[Figure record extracts]
+++
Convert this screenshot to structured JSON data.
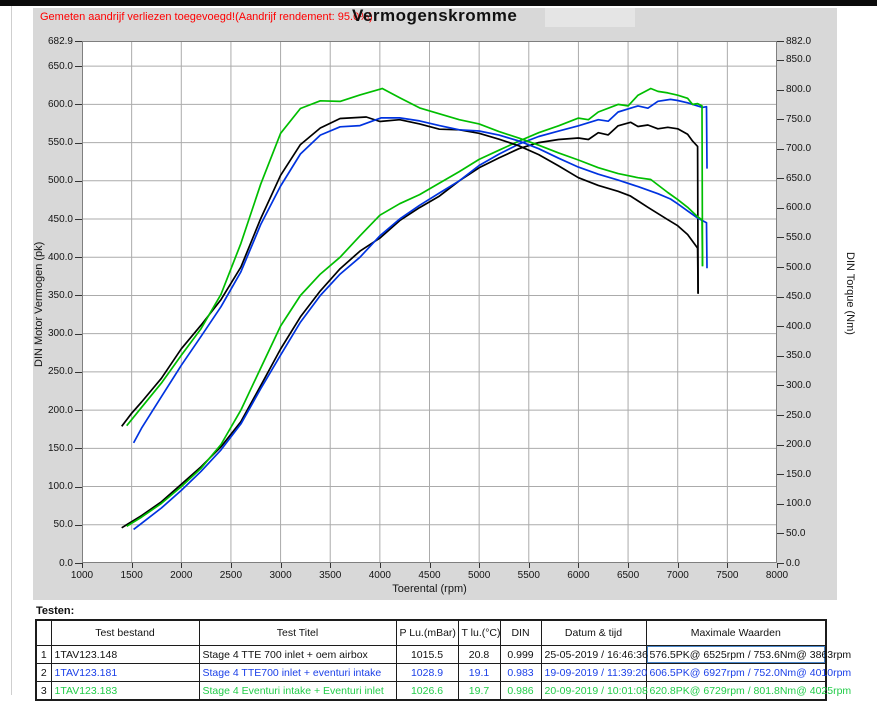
{
  "header": {
    "warning": "Gemeten aandrijf verliezen toegevoegd!(Aandrijf rendement: 95.0%)",
    "title": "Vermogenskromme"
  },
  "chart_data": {
    "type": "line",
    "title": "Vermogenskromme",
    "grid": true,
    "x_axis": {
      "label": "Toerental (rpm)",
      "min": 1000,
      "max": 8000,
      "ticks": [
        "1000",
        "1500",
        "2000",
        "2500",
        "3000",
        "3500",
        "4000",
        "4500",
        "5000",
        "5500",
        "6000",
        "6500",
        "7000",
        "7500",
        "8000"
      ]
    },
    "y_left": {
      "label": "DIN Motor Vermogen (pk)",
      "min": 0,
      "max": 682.9,
      "ticks": [
        "682.9",
        "650.0",
        "600.0",
        "550.0",
        "500.0",
        "450.0",
        "400.0",
        "350.0",
        "300.0",
        "250.0",
        "200.0",
        "150.0",
        "100.0",
        "50.0",
        "0.0"
      ]
    },
    "y_right": {
      "label": "DIN Torque (Nm)",
      "min": 0,
      "max": 882.0,
      "ticks": [
        "882.0",
        "850.0",
        "800.0",
        "750.0",
        "700.0",
        "650.0",
        "600.0",
        "550.0",
        "500.0",
        "450.0",
        "400.0",
        "350.0",
        "300.0",
        "250.0",
        "200.0",
        "150.0",
        "100.0",
        "50.0",
        "0.0"
      ]
    },
    "series": [
      {
        "name": "run1-power-pk",
        "run": "Stage 4 TTE 700  inlet + oem airbox",
        "axis": "left",
        "color": "#000000",
        "points": [
          [
            1400,
            46
          ],
          [
            1500,
            54
          ],
          [
            1600,
            62
          ],
          [
            1800,
            80
          ],
          [
            2000,
            103
          ],
          [
            2200,
            126
          ],
          [
            2400,
            152
          ],
          [
            2600,
            185
          ],
          [
            2800,
            232
          ],
          [
            3000,
            280
          ],
          [
            3200,
            322
          ],
          [
            3400,
            356
          ],
          [
            3600,
            385
          ],
          [
            3800,
            408
          ],
          [
            4000,
            425
          ],
          [
            4200,
            448
          ],
          [
            4400,
            465
          ],
          [
            4600,
            480
          ],
          [
            4800,
            500
          ],
          [
            5000,
            517
          ],
          [
            5200,
            530
          ],
          [
            5400,
            542
          ],
          [
            5600,
            550
          ],
          [
            5800,
            554
          ],
          [
            6000,
            556
          ],
          [
            6100,
            554
          ],
          [
            6200,
            563
          ],
          [
            6300,
            560
          ],
          [
            6400,
            572
          ],
          [
            6525,
            576.5
          ],
          [
            6600,
            571
          ],
          [
            6700,
            573
          ],
          [
            6800,
            568
          ],
          [
            6900,
            570
          ],
          [
            7000,
            568
          ],
          [
            7100,
            561
          ],
          [
            7150,
            552
          ],
          [
            7200,
            545
          ],
          [
            7205,
            352
          ]
        ]
      },
      {
        "name": "run2-power-pk",
        "run": "Stage 4 TTE700 inlet + eventuri intake",
        "axis": "left",
        "color": "#0033e0",
        "points": [
          [
            1520,
            44
          ],
          [
            1600,
            52
          ],
          [
            1800,
            72
          ],
          [
            2000,
            95
          ],
          [
            2200,
            120
          ],
          [
            2400,
            148
          ],
          [
            2600,
            182
          ],
          [
            2800,
            228
          ],
          [
            3000,
            272
          ],
          [
            3200,
            315
          ],
          [
            3400,
            350
          ],
          [
            3600,
            378
          ],
          [
            3800,
            400
          ],
          [
            4000,
            428
          ],
          [
            4200,
            450
          ],
          [
            4400,
            468
          ],
          [
            4600,
            484
          ],
          [
            4800,
            500
          ],
          [
            5000,
            520
          ],
          [
            5200,
            535
          ],
          [
            5400,
            548
          ],
          [
            5600,
            558
          ],
          [
            5800,
            565
          ],
          [
            6000,
            572
          ],
          [
            6200,
            580
          ],
          [
            6300,
            578
          ],
          [
            6400,
            590
          ],
          [
            6600,
            598
          ],
          [
            6700,
            595
          ],
          [
            6800,
            604
          ],
          [
            6927,
            606.5
          ],
          [
            7000,
            605
          ],
          [
            7100,
            602
          ],
          [
            7200,
            598
          ],
          [
            7250,
            596
          ],
          [
            7290,
            597
          ],
          [
            7295,
            516
          ]
        ]
      },
      {
        "name": "run3-power-pk",
        "run": "Stage 4 Eventuri intake + Eventuri inlet",
        "axis": "left",
        "color": "#00be00",
        "points": [
          [
            1450,
            48
          ],
          [
            1600,
            60
          ],
          [
            1800,
            78
          ],
          [
            2000,
            100
          ],
          [
            2200,
            124
          ],
          [
            2400,
            155
          ],
          [
            2600,
            200
          ],
          [
            2800,
            255
          ],
          [
            3000,
            310
          ],
          [
            3200,
            350
          ],
          [
            3400,
            378
          ],
          [
            3600,
            400
          ],
          [
            3800,
            428
          ],
          [
            4000,
            455
          ],
          [
            4200,
            470
          ],
          [
            4400,
            482
          ],
          [
            4600,
            497
          ],
          [
            4800,
            512
          ],
          [
            5000,
            528
          ],
          [
            5200,
            540
          ],
          [
            5400,
            552
          ],
          [
            5600,
            563
          ],
          [
            5800,
            572
          ],
          [
            6000,
            582
          ],
          [
            6100,
            580
          ],
          [
            6200,
            590
          ],
          [
            6400,
            600
          ],
          [
            6500,
            598
          ],
          [
            6600,
            612
          ],
          [
            6729,
            620.8
          ],
          [
            6800,
            617
          ],
          [
            6900,
            615
          ],
          [
            7000,
            612
          ],
          [
            7100,
            608
          ],
          [
            7150,
            600
          ],
          [
            7200,
            601
          ],
          [
            7245,
            598
          ],
          [
            7250,
            388
          ]
        ]
      },
      {
        "name": "run1-torque-nm",
        "run": "Stage 4 TTE 700  inlet + oem airbox",
        "axis": "right",
        "color": "#000000",
        "points": [
          [
            1400,
            231
          ],
          [
            1500,
            253
          ],
          [
            1600,
            272
          ],
          [
            1800,
            312
          ],
          [
            2000,
            362
          ],
          [
            2200,
            402
          ],
          [
            2400,
            445
          ],
          [
            2600,
            500
          ],
          [
            2800,
            582
          ],
          [
            3000,
            655
          ],
          [
            3200,
            707
          ],
          [
            3400,
            735
          ],
          [
            3600,
            751
          ],
          [
            3863,
            753.6
          ],
          [
            4000,
            746
          ],
          [
            4200,
            749
          ],
          [
            4400,
            742
          ],
          [
            4600,
            733
          ],
          [
            4800,
            732
          ],
          [
            5000,
            726
          ],
          [
            5200,
            716
          ],
          [
            5400,
            705
          ],
          [
            5600,
            690
          ],
          [
            5800,
            671
          ],
          [
            6000,
            651
          ],
          [
            6200,
            638
          ],
          [
            6400,
            628
          ],
          [
            6525,
            620
          ],
          [
            6700,
            601
          ],
          [
            6900,
            580
          ],
          [
            7000,
            570
          ],
          [
            7100,
            555
          ],
          [
            7200,
            532
          ],
          [
            7205,
            456
          ]
        ]
      },
      {
        "name": "run2-torque-nm",
        "run": "Stage 4 TTE700 inlet + eventuri intake",
        "axis": "right",
        "color": "#0033e0",
        "points": [
          [
            1520,
            203
          ],
          [
            1600,
            228
          ],
          [
            1800,
            281
          ],
          [
            2000,
            334
          ],
          [
            2200,
            383
          ],
          [
            2400,
            433
          ],
          [
            2600,
            492
          ],
          [
            2800,
            572
          ],
          [
            3000,
            637
          ],
          [
            3200,
            691
          ],
          [
            3400,
            723
          ],
          [
            3600,
            737
          ],
          [
            3800,
            739
          ],
          [
            4010,
            752
          ],
          [
            4200,
            752
          ],
          [
            4400,
            747
          ],
          [
            4600,
            739
          ],
          [
            4800,
            732
          ],
          [
            5000,
            730
          ],
          [
            5200,
            723
          ],
          [
            5400,
            713
          ],
          [
            5600,
            700
          ],
          [
            5800,
            684
          ],
          [
            6000,
            669
          ],
          [
            6200,
            657
          ],
          [
            6400,
            647
          ],
          [
            6600,
            636
          ],
          [
            6800,
            624
          ],
          [
            6927,
            615
          ],
          [
            7000,
            607
          ],
          [
            7100,
            595
          ],
          [
            7200,
            583
          ],
          [
            7290,
            575
          ],
          [
            7295,
            498
          ]
        ]
      },
      {
        "name": "run3-torque-nm",
        "run": "Stage 4 Eventuri intake + Eventuri inlet",
        "axis": "right",
        "color": "#00be00",
        "points": [
          [
            1450,
            232
          ],
          [
            1600,
            263
          ],
          [
            1800,
            304
          ],
          [
            2000,
            351
          ],
          [
            2200,
            396
          ],
          [
            2400,
            454
          ],
          [
            2600,
            540
          ],
          [
            2800,
            640
          ],
          [
            3000,
            726
          ],
          [
            3200,
            768
          ],
          [
            3400,
            781
          ],
          [
            3600,
            780
          ],
          [
            3800,
            791
          ],
          [
            4025,
            801.8
          ],
          [
            4200,
            786
          ],
          [
            4400,
            769
          ],
          [
            4600,
            759
          ],
          [
            4800,
            749
          ],
          [
            5000,
            742
          ],
          [
            5200,
            729
          ],
          [
            5400,
            718
          ],
          [
            5600,
            706
          ],
          [
            5800,
            693
          ],
          [
            6000,
            681
          ],
          [
            6200,
            668
          ],
          [
            6400,
            658
          ],
          [
            6600,
            651
          ],
          [
            6729,
            648
          ],
          [
            6900,
            626
          ],
          [
            7000,
            614
          ],
          [
            7100,
            601
          ],
          [
            7200,
            585
          ],
          [
            7245,
            580
          ],
          [
            7250,
            502
          ]
        ]
      }
    ]
  },
  "table": {
    "caption": "Testen:",
    "columns": [
      "",
      "Test bestand",
      "Test Titel",
      "P Lu.(mBar)",
      "T lu.(°C)",
      "DIN",
      "Datum & tijd",
      "Maximale Waarden"
    ],
    "rows": [
      {
        "num": "1",
        "file": "1TAV123.148",
        "title": "Stage 4 TTE 700  inlet + oem airbox",
        "p_lu": "1015.5",
        "t_lu": "20.8",
        "din": "0.999",
        "datetime": "25-05-2019 / 16:46:36",
        "max": "576.5PK@ 6525rpm / 753.6Nm@ 3863rpm",
        "color": "#111111",
        "selected": true
      },
      {
        "num": "2",
        "file": "1TAV123.181",
        "title": "Stage 4 TTE700 inlet + eventuri intake",
        "p_lu": "1028.9",
        "t_lu": "19.1",
        "din": "0.983",
        "datetime": "19-09-2019 / 11:39:20",
        "max": "606.5PK@ 6927rpm / 752.0Nm@ 4010rpm",
        "color": "#1a3fe8",
        "selected": false
      },
      {
        "num": "3",
        "file": "1TAV123.183",
        "title": "Stage 4 Eventuri intake + Eventuri inlet",
        "p_lu": "1026.6",
        "t_lu": "19.7",
        "din": "0.986",
        "datetime": "20-09-2019 / 10:01:08",
        "max": "620.8PK@ 6729rpm / 801.8Nm@ 4025rpm",
        "color": "#21cc48",
        "selected": false
      }
    ]
  },
  "colors": {
    "panel_bg": "#d8d8d8",
    "plot_bg": "#ffffff",
    "grid": "#ababab",
    "plot_border": "#7f7f7f",
    "warning_text": "#ff0000",
    "selection_outline": "#4a86c8"
  }
}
+++
Gather from the records above every line containing the string "power".

### [Response for this exercise]
        "name": "run1-power-pk",
        "name": "run2-power-pk",
        "name": "run3-power-pk",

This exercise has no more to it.